Given request
Print the entries in full, word for word, but not the pictures.
===== Source records
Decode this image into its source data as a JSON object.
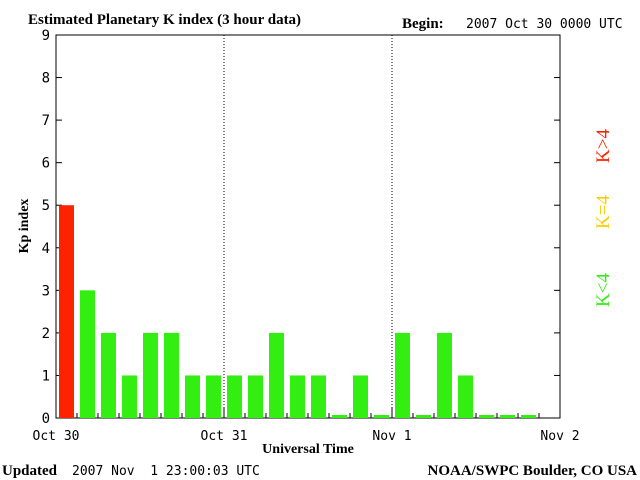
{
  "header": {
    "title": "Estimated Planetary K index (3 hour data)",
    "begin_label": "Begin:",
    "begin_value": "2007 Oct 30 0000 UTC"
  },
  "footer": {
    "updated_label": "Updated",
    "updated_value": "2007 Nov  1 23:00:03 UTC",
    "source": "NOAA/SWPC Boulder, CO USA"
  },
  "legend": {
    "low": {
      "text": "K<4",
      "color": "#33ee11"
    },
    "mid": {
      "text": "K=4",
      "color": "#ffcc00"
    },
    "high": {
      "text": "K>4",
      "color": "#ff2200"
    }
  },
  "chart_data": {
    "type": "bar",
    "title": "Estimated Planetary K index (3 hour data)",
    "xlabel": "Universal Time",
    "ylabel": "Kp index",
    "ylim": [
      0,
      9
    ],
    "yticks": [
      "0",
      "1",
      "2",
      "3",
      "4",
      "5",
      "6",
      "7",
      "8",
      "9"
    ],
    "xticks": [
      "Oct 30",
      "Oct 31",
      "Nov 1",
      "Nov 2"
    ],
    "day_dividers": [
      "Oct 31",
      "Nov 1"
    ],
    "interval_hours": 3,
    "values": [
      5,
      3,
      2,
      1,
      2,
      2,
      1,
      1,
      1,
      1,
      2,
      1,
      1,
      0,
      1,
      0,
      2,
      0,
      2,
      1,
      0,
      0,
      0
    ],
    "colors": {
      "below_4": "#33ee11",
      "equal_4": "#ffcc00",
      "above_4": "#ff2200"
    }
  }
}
==========
Answer to the task
Decode this image into its source data as a JSON object.
{
  "header": {
    "title": "Estimated Planetary K index (3 hour data)",
    "begin_label": "Begin:",
    "begin_value": "2007 Oct 30 0000 UTC"
  },
  "footer": {
    "updated_label": "Updated",
    "updated_value": "2007 Nov  1 23:00:03 UTC",
    "source": "NOAA/SWPC Boulder, CO USA"
  },
  "legend": {
    "low": {
      "text": "K<4",
      "color": "#33ee11"
    },
    "mid": {
      "text": "K=4",
      "color": "#ffcc00"
    },
    "high": {
      "text": "K>4",
      "color": "#ff2200"
    }
  },
  "chart_data": {
    "type": "bar",
    "title": "Estimated Planetary K index (3 hour data)",
    "xlabel": "Universal Time",
    "ylabel": "Kp index",
    "ylim": [
      0,
      9
    ],
    "yticks": [
      "0",
      "1",
      "2",
      "3",
      "4",
      "5",
      "6",
      "7",
      "8",
      "9"
    ],
    "xticks": [
      "Oct 30",
      "Oct 31",
      "Nov 1",
      "Nov 2"
    ],
    "day_dividers": [
      "Oct 31",
      "Nov 1"
    ],
    "interval_hours": 3,
    "values": [
      5,
      3,
      2,
      1,
      2,
      2,
      1,
      1,
      1,
      1,
      2,
      1,
      1,
      0,
      1,
      0,
      2,
      0,
      2,
      1,
      0,
      0,
      0
    ],
    "colors": {
      "below_4": "#33ee11",
      "equal_4": "#ffcc00",
      "above_4": "#ff2200"
    }
  }
}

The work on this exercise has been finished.